:: WRITTEN TASK ::
Pull out each line of the records holding the string "JSON".

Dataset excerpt

□ □ □ □

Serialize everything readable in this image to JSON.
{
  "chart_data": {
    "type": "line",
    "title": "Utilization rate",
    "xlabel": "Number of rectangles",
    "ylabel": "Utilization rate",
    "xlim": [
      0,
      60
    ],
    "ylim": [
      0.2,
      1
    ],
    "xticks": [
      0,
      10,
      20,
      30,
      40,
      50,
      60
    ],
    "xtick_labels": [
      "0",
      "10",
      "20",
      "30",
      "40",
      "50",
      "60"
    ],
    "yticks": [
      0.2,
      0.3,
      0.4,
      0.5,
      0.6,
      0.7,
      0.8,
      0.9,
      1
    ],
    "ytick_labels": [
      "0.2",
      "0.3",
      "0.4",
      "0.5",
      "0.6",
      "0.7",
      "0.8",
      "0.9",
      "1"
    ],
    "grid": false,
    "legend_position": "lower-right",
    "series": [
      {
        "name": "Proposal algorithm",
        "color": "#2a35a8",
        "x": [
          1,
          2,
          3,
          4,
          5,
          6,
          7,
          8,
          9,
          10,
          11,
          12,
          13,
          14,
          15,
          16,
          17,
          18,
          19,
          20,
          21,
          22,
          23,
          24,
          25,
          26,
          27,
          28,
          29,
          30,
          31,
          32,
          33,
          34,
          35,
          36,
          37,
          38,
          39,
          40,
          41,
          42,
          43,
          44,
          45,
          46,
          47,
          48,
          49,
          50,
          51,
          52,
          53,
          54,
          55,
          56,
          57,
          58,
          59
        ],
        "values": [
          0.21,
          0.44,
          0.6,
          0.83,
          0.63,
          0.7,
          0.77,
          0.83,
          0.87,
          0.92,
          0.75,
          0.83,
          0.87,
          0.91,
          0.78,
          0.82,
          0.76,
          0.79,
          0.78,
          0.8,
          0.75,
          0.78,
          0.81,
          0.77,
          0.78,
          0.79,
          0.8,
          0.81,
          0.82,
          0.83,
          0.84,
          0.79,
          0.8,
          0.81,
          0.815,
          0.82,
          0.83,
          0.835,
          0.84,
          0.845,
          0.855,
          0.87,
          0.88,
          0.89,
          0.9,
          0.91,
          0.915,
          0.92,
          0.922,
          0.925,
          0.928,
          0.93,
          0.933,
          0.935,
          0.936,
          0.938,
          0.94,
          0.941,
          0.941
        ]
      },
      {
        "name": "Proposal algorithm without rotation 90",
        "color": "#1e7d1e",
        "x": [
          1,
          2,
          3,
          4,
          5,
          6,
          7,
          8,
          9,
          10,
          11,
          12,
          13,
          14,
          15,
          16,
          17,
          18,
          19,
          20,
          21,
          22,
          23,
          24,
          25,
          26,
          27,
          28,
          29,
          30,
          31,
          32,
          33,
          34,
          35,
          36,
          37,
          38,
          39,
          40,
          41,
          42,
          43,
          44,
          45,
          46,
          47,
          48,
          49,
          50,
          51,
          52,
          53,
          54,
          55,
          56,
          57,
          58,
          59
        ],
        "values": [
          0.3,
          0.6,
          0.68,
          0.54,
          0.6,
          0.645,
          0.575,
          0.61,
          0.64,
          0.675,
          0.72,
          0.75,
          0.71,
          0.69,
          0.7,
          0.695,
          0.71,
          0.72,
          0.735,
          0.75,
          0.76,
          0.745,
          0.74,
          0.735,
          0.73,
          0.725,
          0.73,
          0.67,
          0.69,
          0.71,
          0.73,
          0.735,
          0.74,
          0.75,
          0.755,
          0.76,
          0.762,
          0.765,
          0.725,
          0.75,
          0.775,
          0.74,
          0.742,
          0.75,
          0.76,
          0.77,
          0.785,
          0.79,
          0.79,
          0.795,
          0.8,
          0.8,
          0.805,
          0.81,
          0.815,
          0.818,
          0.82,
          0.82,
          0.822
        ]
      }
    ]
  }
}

□ □ □ □

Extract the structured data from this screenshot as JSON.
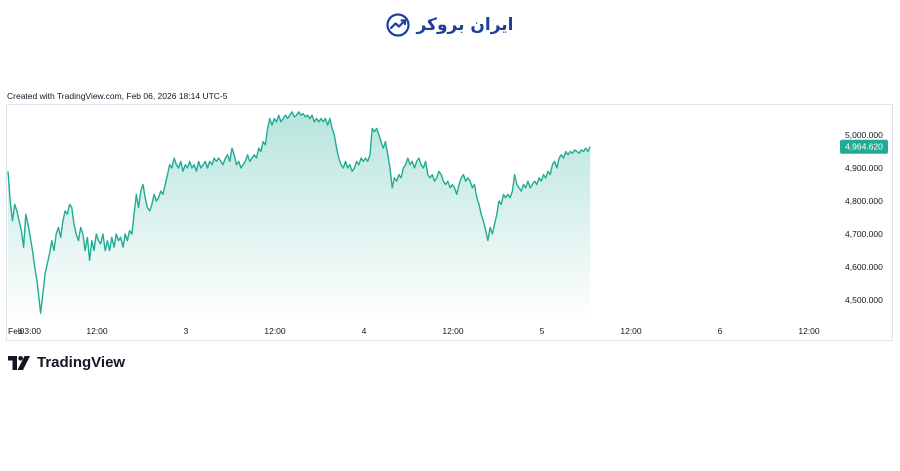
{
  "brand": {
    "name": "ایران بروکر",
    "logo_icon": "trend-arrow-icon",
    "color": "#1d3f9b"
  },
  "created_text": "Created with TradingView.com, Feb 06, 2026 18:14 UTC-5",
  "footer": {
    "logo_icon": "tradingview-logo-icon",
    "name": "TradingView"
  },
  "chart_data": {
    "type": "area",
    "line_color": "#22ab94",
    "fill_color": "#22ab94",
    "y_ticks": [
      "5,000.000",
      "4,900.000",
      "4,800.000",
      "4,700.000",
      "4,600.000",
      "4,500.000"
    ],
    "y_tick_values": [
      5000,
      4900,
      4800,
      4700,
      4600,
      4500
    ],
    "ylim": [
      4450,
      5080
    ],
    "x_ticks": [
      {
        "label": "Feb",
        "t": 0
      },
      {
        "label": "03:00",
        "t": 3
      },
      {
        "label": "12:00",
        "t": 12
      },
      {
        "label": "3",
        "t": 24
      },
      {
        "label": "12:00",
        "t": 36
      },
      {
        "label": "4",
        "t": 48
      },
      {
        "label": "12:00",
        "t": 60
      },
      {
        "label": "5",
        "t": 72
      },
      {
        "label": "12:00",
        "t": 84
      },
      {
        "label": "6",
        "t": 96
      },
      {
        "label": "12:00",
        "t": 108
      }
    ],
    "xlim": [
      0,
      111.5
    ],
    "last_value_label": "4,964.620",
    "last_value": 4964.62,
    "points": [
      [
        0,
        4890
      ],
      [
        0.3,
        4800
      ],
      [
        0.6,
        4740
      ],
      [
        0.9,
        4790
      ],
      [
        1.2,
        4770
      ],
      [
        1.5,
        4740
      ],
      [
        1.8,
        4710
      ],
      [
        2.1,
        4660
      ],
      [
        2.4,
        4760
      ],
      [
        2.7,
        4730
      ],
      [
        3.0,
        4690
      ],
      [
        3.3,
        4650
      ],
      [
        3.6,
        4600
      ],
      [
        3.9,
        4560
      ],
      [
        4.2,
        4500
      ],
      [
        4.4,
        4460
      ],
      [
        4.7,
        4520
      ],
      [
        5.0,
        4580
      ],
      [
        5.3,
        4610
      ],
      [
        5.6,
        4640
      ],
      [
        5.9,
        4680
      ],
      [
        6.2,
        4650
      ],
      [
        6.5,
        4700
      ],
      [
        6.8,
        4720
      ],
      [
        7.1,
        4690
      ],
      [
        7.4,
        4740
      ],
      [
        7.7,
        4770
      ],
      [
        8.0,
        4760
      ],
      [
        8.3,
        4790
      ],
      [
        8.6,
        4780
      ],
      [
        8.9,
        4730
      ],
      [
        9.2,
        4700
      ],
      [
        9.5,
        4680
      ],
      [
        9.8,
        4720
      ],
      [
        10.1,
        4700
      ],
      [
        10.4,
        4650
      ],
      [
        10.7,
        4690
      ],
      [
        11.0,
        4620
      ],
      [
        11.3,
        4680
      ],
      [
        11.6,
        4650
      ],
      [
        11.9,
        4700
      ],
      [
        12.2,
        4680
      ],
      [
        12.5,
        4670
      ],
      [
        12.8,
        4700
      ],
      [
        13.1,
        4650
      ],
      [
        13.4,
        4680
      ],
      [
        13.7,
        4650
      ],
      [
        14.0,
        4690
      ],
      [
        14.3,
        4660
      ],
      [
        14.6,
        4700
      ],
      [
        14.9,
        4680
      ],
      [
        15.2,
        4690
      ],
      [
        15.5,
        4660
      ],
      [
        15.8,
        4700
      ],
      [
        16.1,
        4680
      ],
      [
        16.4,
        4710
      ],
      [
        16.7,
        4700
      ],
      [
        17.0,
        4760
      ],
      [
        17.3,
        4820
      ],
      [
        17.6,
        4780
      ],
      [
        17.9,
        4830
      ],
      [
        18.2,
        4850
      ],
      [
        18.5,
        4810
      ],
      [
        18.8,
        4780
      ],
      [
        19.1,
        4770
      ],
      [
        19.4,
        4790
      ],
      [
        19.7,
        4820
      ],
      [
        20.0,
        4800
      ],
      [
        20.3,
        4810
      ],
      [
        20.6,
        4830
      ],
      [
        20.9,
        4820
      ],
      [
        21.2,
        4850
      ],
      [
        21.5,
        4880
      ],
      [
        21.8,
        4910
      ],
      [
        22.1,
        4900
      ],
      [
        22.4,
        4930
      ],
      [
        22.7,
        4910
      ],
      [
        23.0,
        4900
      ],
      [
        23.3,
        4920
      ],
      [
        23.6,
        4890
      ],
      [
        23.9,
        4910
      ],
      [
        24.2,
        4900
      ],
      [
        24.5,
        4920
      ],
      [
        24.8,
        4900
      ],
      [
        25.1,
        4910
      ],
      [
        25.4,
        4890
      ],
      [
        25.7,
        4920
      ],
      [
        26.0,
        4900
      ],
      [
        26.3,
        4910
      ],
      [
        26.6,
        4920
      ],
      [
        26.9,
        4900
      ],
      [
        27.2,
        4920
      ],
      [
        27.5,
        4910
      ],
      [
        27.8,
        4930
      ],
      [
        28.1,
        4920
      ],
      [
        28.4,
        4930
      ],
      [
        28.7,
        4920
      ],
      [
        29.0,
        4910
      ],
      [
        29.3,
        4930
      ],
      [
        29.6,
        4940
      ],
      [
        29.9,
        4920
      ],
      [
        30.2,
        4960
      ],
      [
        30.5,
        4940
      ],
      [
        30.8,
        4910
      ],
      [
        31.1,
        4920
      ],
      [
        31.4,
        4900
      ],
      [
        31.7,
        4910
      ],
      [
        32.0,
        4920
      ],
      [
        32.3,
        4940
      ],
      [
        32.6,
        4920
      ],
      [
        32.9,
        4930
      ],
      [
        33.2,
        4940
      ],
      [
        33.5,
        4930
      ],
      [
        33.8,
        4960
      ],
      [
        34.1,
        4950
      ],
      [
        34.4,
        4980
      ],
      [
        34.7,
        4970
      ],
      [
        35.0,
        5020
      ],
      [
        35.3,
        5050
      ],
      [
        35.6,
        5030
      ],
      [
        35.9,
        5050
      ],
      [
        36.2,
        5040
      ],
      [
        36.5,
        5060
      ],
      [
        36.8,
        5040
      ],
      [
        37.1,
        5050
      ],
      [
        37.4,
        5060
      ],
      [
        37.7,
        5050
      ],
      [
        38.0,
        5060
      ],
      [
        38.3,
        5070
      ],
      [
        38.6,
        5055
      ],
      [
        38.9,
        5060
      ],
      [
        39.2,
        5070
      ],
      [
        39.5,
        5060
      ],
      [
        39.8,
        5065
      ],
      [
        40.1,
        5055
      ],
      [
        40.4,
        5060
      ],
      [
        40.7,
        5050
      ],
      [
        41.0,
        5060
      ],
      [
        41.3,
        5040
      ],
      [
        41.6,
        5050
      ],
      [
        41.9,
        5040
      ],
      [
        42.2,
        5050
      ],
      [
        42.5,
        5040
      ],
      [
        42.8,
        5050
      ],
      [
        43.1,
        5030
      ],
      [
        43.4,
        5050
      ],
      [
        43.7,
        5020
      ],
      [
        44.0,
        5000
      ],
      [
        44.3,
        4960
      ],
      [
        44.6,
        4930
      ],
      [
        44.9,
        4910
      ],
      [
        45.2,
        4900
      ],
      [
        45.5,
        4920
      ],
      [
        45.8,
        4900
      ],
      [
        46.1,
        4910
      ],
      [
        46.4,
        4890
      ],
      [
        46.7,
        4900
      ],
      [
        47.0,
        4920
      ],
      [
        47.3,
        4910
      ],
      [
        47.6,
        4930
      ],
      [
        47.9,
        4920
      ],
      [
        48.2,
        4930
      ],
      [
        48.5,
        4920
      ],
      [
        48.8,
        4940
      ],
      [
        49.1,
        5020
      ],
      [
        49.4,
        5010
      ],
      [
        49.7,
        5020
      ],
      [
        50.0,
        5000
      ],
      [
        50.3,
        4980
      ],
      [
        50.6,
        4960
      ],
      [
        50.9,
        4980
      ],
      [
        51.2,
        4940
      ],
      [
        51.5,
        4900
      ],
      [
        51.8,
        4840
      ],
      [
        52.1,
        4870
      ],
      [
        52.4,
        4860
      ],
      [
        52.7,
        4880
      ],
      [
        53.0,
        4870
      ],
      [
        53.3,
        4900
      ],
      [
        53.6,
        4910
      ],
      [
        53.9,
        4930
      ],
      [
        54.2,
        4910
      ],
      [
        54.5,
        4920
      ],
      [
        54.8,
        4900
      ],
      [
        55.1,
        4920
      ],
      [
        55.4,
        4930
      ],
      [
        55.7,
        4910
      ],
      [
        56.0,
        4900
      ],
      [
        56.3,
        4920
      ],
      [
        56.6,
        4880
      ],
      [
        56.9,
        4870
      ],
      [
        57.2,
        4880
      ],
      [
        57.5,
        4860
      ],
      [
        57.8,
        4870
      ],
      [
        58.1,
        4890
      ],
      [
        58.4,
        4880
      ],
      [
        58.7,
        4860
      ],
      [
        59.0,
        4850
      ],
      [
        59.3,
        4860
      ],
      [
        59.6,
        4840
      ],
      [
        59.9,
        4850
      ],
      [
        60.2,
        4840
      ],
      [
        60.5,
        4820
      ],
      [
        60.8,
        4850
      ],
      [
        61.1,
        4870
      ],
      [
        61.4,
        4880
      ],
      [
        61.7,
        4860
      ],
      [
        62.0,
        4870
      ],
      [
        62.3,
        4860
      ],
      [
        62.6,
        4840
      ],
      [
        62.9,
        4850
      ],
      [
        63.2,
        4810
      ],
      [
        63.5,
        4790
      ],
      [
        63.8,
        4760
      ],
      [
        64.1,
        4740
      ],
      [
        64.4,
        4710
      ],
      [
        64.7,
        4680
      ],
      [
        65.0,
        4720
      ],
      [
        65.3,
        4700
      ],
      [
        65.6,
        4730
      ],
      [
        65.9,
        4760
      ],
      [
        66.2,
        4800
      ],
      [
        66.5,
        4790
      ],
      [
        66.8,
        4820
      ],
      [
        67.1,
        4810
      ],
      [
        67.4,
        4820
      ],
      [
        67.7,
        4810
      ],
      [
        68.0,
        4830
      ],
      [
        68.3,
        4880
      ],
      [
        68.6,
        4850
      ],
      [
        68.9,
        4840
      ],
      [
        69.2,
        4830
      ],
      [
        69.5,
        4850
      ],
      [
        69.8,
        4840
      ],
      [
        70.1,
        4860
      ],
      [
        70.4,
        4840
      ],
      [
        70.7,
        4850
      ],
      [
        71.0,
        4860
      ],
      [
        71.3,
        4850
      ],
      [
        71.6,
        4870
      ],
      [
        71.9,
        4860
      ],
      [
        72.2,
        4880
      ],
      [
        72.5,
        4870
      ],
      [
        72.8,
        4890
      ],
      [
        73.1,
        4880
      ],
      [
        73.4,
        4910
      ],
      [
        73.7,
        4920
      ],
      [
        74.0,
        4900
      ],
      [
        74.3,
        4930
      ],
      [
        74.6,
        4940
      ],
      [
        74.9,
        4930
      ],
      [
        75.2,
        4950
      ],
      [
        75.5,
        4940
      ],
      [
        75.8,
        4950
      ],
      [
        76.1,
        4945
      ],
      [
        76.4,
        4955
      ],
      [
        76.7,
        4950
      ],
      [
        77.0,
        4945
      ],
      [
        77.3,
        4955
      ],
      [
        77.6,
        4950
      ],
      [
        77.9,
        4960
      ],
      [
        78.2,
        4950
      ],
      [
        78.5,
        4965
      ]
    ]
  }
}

□ □ □ □

:: EXERCISE SOLUTION ::
Serialize everything readable in this image to JSON.
Extract the structured data from this screenshot as JSON.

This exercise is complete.